Directions for this task: In the entries below, find the line containing "Read this page and output its text content.". Copy it and all lines after it, exactly, through the end.

══ Data section

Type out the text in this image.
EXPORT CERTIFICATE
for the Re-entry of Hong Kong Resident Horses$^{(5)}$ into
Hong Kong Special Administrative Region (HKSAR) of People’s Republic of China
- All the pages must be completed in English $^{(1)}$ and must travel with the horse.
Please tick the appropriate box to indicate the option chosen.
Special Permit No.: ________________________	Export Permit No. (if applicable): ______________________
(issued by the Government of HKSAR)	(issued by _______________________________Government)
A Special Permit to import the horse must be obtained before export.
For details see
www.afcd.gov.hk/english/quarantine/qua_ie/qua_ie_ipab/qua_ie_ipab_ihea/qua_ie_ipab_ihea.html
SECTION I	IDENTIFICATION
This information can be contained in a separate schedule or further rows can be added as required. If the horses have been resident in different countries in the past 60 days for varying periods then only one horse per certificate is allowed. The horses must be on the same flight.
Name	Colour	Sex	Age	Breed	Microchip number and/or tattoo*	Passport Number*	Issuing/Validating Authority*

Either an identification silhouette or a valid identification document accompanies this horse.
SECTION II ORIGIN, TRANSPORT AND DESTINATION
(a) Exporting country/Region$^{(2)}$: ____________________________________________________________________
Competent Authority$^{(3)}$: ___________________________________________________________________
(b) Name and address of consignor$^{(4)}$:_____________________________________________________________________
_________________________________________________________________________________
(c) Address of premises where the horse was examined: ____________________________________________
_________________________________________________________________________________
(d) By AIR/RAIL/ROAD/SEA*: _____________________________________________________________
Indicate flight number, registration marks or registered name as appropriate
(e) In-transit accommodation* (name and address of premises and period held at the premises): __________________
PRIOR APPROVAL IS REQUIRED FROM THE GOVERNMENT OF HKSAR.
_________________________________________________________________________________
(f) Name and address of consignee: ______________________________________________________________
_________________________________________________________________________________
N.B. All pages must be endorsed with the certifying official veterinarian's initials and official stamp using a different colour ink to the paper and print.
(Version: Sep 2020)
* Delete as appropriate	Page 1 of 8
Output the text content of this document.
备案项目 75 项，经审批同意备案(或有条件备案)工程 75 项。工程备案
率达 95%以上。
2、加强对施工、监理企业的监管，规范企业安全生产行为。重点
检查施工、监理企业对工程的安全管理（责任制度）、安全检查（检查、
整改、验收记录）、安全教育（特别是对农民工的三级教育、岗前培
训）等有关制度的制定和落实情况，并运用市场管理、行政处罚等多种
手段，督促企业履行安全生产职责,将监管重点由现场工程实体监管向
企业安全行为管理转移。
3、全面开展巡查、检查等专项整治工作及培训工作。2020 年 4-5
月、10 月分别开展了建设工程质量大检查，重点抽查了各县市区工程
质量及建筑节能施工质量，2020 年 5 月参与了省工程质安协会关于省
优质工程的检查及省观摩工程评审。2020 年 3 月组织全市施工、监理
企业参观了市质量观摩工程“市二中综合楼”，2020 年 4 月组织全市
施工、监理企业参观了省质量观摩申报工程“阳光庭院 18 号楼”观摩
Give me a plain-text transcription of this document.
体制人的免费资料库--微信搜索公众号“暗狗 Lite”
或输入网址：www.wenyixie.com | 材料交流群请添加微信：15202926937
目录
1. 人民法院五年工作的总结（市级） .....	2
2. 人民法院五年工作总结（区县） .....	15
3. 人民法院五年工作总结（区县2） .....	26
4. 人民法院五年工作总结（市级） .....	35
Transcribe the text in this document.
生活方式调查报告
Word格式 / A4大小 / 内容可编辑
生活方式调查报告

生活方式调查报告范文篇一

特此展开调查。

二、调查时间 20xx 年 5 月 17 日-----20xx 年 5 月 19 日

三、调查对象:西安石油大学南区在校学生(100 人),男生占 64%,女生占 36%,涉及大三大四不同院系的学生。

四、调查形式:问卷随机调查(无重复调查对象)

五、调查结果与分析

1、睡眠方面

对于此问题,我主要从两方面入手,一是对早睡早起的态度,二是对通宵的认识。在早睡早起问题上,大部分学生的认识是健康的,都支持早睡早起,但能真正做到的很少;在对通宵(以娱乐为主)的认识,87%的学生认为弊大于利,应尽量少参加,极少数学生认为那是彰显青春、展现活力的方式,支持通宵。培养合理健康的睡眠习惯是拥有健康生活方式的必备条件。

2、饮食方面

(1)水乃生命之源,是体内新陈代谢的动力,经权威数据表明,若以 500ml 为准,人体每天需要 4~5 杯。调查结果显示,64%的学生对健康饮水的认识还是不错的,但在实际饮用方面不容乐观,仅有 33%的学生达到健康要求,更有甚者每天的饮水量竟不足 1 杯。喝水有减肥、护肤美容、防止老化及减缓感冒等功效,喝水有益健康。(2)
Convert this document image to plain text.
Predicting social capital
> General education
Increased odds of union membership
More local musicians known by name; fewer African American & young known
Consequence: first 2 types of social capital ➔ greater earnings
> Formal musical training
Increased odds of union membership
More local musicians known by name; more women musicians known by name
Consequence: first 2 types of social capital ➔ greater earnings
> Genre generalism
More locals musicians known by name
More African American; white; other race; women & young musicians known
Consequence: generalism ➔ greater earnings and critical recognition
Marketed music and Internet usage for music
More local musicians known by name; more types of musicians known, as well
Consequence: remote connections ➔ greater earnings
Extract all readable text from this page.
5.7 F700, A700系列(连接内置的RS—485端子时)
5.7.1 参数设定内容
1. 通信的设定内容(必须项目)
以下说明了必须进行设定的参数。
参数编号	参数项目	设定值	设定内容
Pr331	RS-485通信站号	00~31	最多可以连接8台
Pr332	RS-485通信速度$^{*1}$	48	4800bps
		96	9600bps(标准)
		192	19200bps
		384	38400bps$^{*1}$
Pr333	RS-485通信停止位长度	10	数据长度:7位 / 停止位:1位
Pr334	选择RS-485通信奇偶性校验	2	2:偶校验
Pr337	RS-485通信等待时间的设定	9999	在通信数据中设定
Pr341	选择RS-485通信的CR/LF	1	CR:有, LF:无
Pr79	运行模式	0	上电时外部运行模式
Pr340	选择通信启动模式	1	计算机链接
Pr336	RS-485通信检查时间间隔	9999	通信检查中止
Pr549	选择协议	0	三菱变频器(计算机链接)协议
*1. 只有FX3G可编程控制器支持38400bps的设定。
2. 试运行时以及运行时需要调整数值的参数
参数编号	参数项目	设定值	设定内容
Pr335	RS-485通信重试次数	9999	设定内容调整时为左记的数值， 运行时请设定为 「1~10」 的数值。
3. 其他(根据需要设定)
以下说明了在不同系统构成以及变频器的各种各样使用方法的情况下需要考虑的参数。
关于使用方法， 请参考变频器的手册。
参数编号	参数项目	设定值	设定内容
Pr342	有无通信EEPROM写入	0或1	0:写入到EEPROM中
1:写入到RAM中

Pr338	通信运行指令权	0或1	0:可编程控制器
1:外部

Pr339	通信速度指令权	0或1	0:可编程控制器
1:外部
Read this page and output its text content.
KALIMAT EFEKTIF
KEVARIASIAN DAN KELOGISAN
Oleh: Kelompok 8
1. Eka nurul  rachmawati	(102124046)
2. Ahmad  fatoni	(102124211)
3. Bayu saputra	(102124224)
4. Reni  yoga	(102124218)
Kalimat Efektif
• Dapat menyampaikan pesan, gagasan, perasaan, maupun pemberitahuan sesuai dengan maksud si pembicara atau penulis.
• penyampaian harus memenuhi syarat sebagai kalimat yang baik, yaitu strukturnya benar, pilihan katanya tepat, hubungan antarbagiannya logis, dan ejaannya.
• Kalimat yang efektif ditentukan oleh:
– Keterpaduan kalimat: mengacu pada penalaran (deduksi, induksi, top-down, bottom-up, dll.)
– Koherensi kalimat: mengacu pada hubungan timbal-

════

Expected output:
Read this page and output its text content.
KALIMAT EFEKTIF
KEVARIASIAN DAN KELOGISAN
Oleh: Kelompok 8
1. Eka nurul  rachmawati	(102124046)
2. Ahmad  fatoni	(102124211)
3. Bayu saputra	(102124224)
4. Reni  yoga	(102124218)
Kalimat Efektif
• Dapat menyampaikan pesan, gagasan, perasaan, maupun pemberitahuan sesuai dengan maksud si pembicara atau penulis.
• penyampaian harus memenuhi syarat sebagai kalimat yang baik, yaitu strukturnya benar, pilihan katanya tepat, hubungan antarbagiannya logis, dan ejaannya.
• Kalimat yang efektif ditentukan oleh:
– Keterpaduan kalimat: mengacu pada penalaran (deduksi, induksi, top-down, bottom-up, dll.)
– Koherensi kalimat: mengacu pada hubungan timbal-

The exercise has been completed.